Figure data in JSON
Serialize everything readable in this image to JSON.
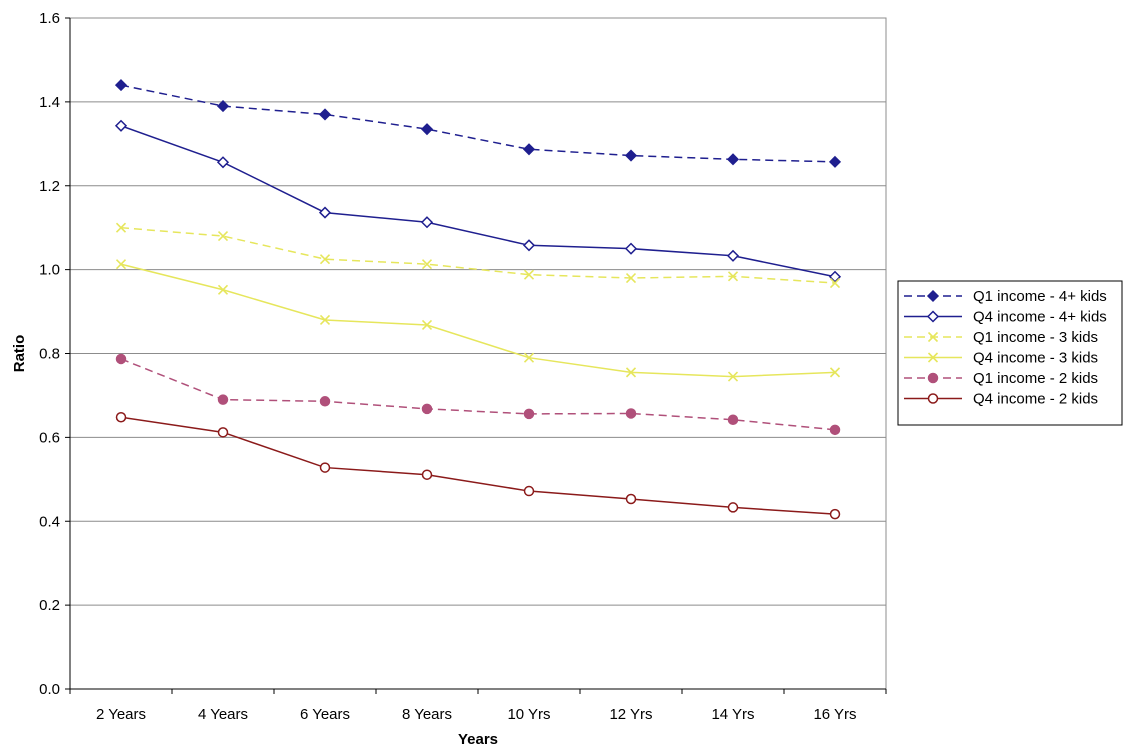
{
  "chart_data": {
    "type": "line",
    "title": "",
    "xlabel": "Years",
    "ylabel": "Ratio",
    "ylim": [
      0,
      1.6
    ],
    "yticks": [
      "0.0",
      "0.2",
      "0.4",
      "0.6",
      "0.8",
      "1.0",
      "1.2",
      "1.4",
      "1.6"
    ],
    "categories": [
      "2 Years",
      "4 Years",
      "6 Years",
      "8 Years",
      "10 Yrs",
      "12 Yrs",
      "14 Yrs",
      "16 Yrs"
    ],
    "grid": true,
    "legend_position": "right",
    "series": [
      {
        "name": "Q1 income - 4+ kids",
        "values": [
          1.44,
          1.39,
          1.37,
          1.335,
          1.287,
          1.272,
          1.263,
          1.257
        ],
        "color": "#1f1f8f",
        "dash": true,
        "marker": "diamond-filled"
      },
      {
        "name": "Q4 income - 4+ kids",
        "values": [
          1.343,
          1.256,
          1.136,
          1.113,
          1.058,
          1.05,
          1.033,
          0.983
        ],
        "color": "#1f1f8f",
        "dash": false,
        "marker": "diamond-open"
      },
      {
        "name": "Q1 income - 3 kids",
        "values": [
          1.1,
          1.08,
          1.025,
          1.013,
          0.988,
          0.98,
          0.984,
          0.968
        ],
        "color": "#e6e65c",
        "dash": true,
        "marker": "x"
      },
      {
        "name": "Q4 income - 3 kids",
        "values": [
          1.013,
          0.952,
          0.88,
          0.868,
          0.79,
          0.755,
          0.745,
          0.755
        ],
        "color": "#e6e65c",
        "dash": false,
        "marker": "x"
      },
      {
        "name": "Q1 income - 2 kids",
        "values": [
          0.787,
          0.69,
          0.686,
          0.668,
          0.656,
          0.657,
          0.642,
          0.618
        ],
        "color": "#b0507a",
        "dash": true,
        "marker": "circle-filled"
      },
      {
        "name": "Q4 income - 2 kids",
        "values": [
          0.648,
          0.612,
          0.528,
          0.511,
          0.472,
          0.453,
          0.433,
          0.417
        ],
        "color": "#8b1a1a",
        "dash": false,
        "marker": "circle-open"
      }
    ]
  }
}
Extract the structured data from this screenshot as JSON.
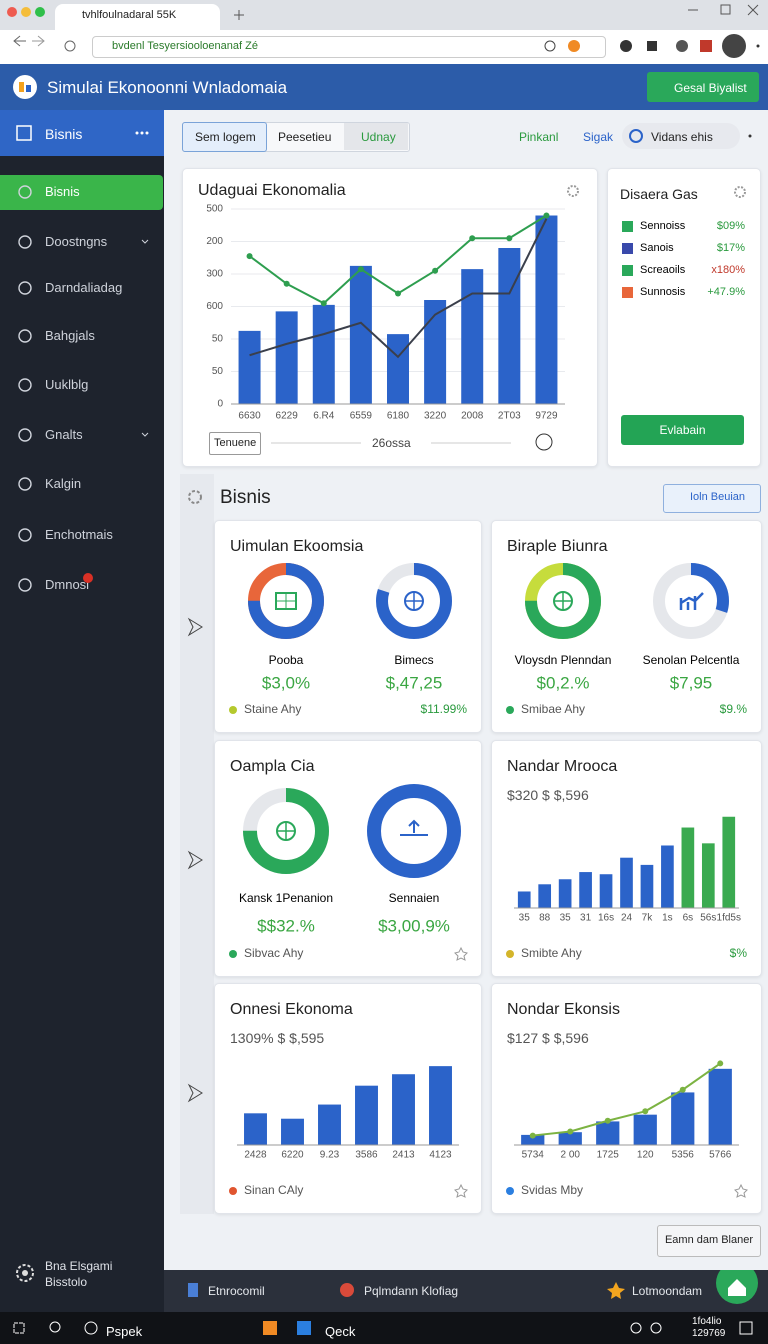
{
  "browser": {
    "tab": "tvhlfoulnadaral 55K",
    "address": "bvdenl Tesyersiooloenanaf Zé"
  },
  "header": {
    "title": "Simulai Ekonoonni Wnladomaia",
    "button": "Gesal Biyalist"
  },
  "sidebar": {
    "top": "Bisnis",
    "items": [
      "Bisnis",
      "Doostngns",
      "Darndaliadag",
      "Bahgjals",
      "Uuklblg",
      "Gnalts",
      "Kalgin",
      "Enchotmais",
      "Dmnosi"
    ],
    "footer": [
      "Bna Elsgami",
      "Bisstolo"
    ]
  },
  "tabs": [
    "Sem logem",
    "Peesetieu",
    "Udnay"
  ],
  "toolbar": [
    "Pinkanl",
    "Sigak",
    "Vidans ehis"
  ],
  "main_chart": {
    "type": "bar",
    "title": "Udaguai Ekonomalia",
    "categories": [
      "6630",
      "6229",
      "6.R4",
      "6559",
      "6180",
      "3220",
      "2008",
      "2T03",
      "9729"
    ],
    "values": [
      2.25,
      2.85,
      3.05,
      4.25,
      2.15,
      3.2,
      4.15,
      4.8,
      5.8
    ],
    "color": "#2b63c9",
    "lines": [
      {
        "color": "#2e9e4f",
        "markers": true,
        "values": [
          4.55,
          3.7,
          3.1,
          4.15,
          3.4,
          4.1,
          5.1,
          5.1,
          5.8
        ]
      },
      {
        "color": "#3a3f4b",
        "markers": false,
        "values": [
          1.5,
          1.85,
          2.15,
          2.5,
          1.45,
          2.75,
          3.4,
          3.4,
          5.7
        ]
      }
    ],
    "ylim": [
      0,
      6
    ],
    "yticks": [
      0,
      {
        "value": 1,
        "label": "50"
      },
      {
        "value": 2,
        "label": "50"
      },
      {
        "value": 3,
        "label": "600"
      },
      {
        "value": 4,
        "label": "300"
      },
      {
        "value": 5,
        "label": "200"
      },
      {
        "value": 6,
        "label": "500"
      }
    ],
    "grid": true,
    "footer_button": "Tenuene",
    "footer_text": "26ossa"
  },
  "gas": {
    "title": "Disaera Gas",
    "items": [
      {
        "label": "Sennoiss",
        "value": "$09%",
        "color": "#2aa85a",
        "value_color": "#2a9a3e"
      },
      {
        "label": "Sanois",
        "value": "$17%",
        "color": "#3949ab",
        "value_color": "#2a9a3e"
      },
      {
        "label": "Screaoils",
        "value": "x180%",
        "color": "#2aa85a",
        "value_color": "#c0392b"
      },
      {
        "label": "Sunnosis",
        "value": "+47.9%",
        "color": "#e8663a",
        "value_color": "#2a9a3e"
      }
    ],
    "button": "Evlabain"
  },
  "section": {
    "title": "Bisnis",
    "button": "Ioln Beuian"
  },
  "cards": [
    {
      "title": "Uimulan Ekoomsia",
      "donuts": [
        {
          "label": "Pooba",
          "amount": "$3,0%",
          "value": 75,
          "color": "#2b63c9",
          "rest": "#e8663a"
        },
        {
          "label": "Bimecs",
          "amount": "$,47,25",
          "value": 80,
          "color": "#2b63c9",
          "rest": "#e5e7eb"
        }
      ],
      "footer": "Staine Ahy",
      "footer_value": "$11.99%"
    },
    {
      "title": "Biraple Biunra",
      "donuts": [
        {
          "label": "Vloysdn Plenndan",
          "amount": "$0,2.%",
          "value": 75,
          "color": "#2aa85a",
          "rest": "#c6dc3c"
        },
        {
          "label": "Senolan Pelcentla",
          "amount": "$7,95",
          "value": 30,
          "color": "#2b63c9",
          "rest": "#e5e7eb"
        }
      ],
      "footer": "Smibae Ahy",
      "footer_value": "$9.%"
    },
    {
      "title": "Oampla Cia",
      "donuts": [
        {
          "label": "Kansk 1Penanion",
          "amount": "$$32.%",
          "value": 75,
          "color": "#2aa85a",
          "rest": "#e5e7eb"
        },
        {
          "label": "Sennaien",
          "amount": "$3,00,9%",
          "value": 100,
          "color": "#2b63c9",
          "rest": "#e5e7eb"
        }
      ],
      "footer": "Sibvac Ahy"
    },
    {
      "title": "Nandar Mrooca",
      "subtitle": "$320 $ $,596",
      "chart": {
        "type": "bar",
        "categories": [
          "35",
          "88",
          "35",
          "31",
          "16s",
          "24",
          "7k",
          "1s",
          "6s",
          "56s",
          "1fd5s"
        ],
        "values": [
          23,
          33,
          40,
          50,
          47,
          70,
          60,
          87,
          112,
          90,
          127
        ],
        "colors": [
          "#2b63c9",
          "#2b63c9",
          "#2b63c9",
          "#2b63c9",
          "#2b63c9",
          "#2b63c9",
          "#2b63c9",
          "#2b63c9",
          "#3aaa50",
          "#3aaa50",
          "#3aaa50"
        ],
        "ylim": [
          0,
          135
        ]
      },
      "footer": "Smibte Ahy",
      "footer_value": "$%"
    },
    {
      "title": "Onnesi Ekonoma",
      "subtitle": "1309% $ $,595",
      "chart": {
        "type": "bar",
        "categories": [
          "2428",
          "6220",
          "9.23",
          "3586",
          "2413",
          "4123"
        ],
        "values": [
          47,
          39,
          60,
          88,
          105,
          117
        ],
        "colors": [
          "#2b63c9",
          "#2b63c9",
          "#2b63c9",
          "#2b63c9",
          "#2b63c9",
          "#2b63c9"
        ],
        "ylim": [
          0,
          135
        ]
      },
      "footer": "Sinan CAly"
    },
    {
      "title": "Nondar Ekonsis",
      "subtitle": "$127 $ $,596",
      "chart": {
        "type": "bar",
        "categories": [
          "5734",
          "2 00",
          "1725",
          "120",
          "5356",
          "5766"
        ],
        "values": [
          15,
          19,
          35,
          45,
          78,
          113
        ],
        "colors": [
          "#2b63c9",
          "#2b63c9",
          "#2b63c9",
          "#2b63c9",
          "#2b63c9",
          "#2b63c9"
        ],
        "line": {
          "color": "#7cb342",
          "values": [
            14,
            20,
            36,
            50,
            82,
            121
          ]
        },
        "ylim": [
          0,
          135
        ]
      },
      "footer": "Svidas Mby"
    }
  ],
  "corner_button": "Eamn dam Blaner",
  "bottom_bar": [
    "Etnrocomil",
    "Pqlmdann Klofiag",
    "Lotmoondam"
  ],
  "taskbar": {
    "search": "Pspek",
    "app": "Qeck",
    "time": [
      "1fo4lio",
      "129769"
    ]
  }
}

## Exercise instructions
Identify every line above that includes the word "open", and show those lines.

## Response for this exercise
        "marker": "diamond-open"
        "marker": "circle-open"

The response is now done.